Data listing
<<<<

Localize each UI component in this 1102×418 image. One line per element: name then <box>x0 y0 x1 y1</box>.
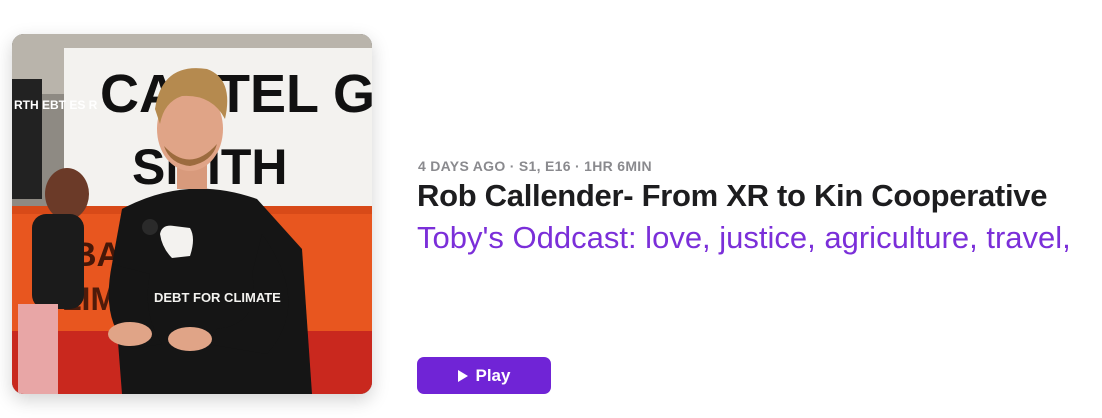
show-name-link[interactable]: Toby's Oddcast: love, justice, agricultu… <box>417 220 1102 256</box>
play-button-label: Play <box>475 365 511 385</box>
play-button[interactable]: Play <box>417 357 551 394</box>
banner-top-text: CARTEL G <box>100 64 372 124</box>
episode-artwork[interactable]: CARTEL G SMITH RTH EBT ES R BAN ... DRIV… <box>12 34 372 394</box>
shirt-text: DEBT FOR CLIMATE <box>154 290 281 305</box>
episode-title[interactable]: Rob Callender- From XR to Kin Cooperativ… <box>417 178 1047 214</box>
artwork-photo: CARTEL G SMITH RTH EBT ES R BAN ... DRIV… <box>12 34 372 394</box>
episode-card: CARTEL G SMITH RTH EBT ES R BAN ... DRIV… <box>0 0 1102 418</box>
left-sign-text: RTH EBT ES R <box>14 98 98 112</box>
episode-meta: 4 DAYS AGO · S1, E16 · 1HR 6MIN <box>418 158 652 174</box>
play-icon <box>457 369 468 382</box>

>>>>
<<<<

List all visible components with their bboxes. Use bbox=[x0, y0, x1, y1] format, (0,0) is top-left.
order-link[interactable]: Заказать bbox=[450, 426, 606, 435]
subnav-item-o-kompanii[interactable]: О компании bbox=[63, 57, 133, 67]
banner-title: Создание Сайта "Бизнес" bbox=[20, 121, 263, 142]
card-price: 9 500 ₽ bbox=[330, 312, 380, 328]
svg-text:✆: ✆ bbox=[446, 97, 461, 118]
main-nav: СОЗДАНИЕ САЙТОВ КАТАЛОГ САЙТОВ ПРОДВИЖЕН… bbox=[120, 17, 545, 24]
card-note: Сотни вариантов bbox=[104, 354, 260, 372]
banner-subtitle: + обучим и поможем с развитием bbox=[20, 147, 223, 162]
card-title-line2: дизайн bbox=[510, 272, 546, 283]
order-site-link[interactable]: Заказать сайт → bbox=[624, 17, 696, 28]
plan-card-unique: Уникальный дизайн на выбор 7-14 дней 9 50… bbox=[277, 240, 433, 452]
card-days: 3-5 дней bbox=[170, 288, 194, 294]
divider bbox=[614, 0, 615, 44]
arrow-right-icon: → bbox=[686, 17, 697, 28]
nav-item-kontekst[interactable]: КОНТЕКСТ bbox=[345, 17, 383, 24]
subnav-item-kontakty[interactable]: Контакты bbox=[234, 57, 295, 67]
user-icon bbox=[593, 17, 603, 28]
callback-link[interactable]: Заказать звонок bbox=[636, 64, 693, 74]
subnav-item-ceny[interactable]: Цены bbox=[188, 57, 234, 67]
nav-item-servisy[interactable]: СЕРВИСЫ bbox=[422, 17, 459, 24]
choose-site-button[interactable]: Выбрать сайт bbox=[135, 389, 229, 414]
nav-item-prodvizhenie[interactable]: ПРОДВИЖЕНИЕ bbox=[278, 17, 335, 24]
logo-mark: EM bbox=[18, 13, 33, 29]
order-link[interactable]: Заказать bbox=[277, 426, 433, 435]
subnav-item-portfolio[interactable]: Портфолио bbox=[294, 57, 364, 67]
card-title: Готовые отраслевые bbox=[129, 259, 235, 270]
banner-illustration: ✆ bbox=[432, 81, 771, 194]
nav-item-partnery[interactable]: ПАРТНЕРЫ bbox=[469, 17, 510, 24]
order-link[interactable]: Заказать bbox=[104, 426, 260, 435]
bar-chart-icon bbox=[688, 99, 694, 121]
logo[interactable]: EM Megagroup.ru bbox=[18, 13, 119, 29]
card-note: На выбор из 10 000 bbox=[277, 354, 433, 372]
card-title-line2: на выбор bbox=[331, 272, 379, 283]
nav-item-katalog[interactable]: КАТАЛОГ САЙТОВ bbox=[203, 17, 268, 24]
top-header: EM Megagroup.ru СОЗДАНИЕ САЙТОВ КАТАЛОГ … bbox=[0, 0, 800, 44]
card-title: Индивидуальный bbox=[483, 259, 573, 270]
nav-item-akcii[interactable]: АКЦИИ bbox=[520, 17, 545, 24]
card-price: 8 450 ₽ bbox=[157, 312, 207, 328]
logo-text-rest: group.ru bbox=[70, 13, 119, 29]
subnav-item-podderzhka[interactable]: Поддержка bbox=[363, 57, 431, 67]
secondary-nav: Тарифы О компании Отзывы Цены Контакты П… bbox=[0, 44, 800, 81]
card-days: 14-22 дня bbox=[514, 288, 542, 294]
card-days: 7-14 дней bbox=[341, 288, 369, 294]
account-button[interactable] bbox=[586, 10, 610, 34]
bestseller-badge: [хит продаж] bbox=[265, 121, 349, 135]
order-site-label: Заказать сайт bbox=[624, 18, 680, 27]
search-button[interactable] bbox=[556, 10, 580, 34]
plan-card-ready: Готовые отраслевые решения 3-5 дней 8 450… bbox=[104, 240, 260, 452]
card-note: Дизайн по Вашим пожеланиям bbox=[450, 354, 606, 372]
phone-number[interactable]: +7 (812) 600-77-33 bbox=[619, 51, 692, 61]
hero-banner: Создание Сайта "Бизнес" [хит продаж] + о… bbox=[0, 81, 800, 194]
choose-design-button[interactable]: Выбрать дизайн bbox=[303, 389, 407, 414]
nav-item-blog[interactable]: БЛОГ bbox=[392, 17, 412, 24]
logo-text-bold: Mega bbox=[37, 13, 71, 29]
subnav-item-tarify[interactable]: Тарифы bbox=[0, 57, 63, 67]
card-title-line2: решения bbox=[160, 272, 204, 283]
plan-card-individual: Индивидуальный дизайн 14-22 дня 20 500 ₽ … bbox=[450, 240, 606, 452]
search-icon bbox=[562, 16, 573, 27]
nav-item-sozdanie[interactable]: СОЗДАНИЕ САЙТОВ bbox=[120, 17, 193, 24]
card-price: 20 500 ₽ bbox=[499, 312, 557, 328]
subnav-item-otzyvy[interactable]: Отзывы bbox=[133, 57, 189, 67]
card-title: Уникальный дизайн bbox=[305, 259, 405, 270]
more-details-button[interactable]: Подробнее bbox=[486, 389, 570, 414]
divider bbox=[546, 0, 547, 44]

>>>>

> **Stated task**
Rewrite the entries from the line containing "List all visible" through the line containing "card-note: Сотни вариантов", swapping "card-price" for "price-label" and keeping everything else the same.

> **Reply**
List all visible components with their bboxes. Use bbox=[x0, y0, x1, y1] format, (0,0) is top-left.
order-link[interactable]: Заказать bbox=[450, 426, 606, 435]
subnav-item-o-kompanii[interactable]: О компании bbox=[63, 57, 133, 67]
banner-title: Создание Сайта "Бизнес" bbox=[20, 121, 263, 142]
price-label: 9 500 ₽ bbox=[330, 312, 380, 328]
svg-text:✆: ✆ bbox=[446, 97, 461, 118]
main-nav: СОЗДАНИЕ САЙТОВ КАТАЛОГ САЙТОВ ПРОДВИЖЕН… bbox=[120, 17, 545, 24]
card-note: Сотни вариантов bbox=[104, 354, 260, 372]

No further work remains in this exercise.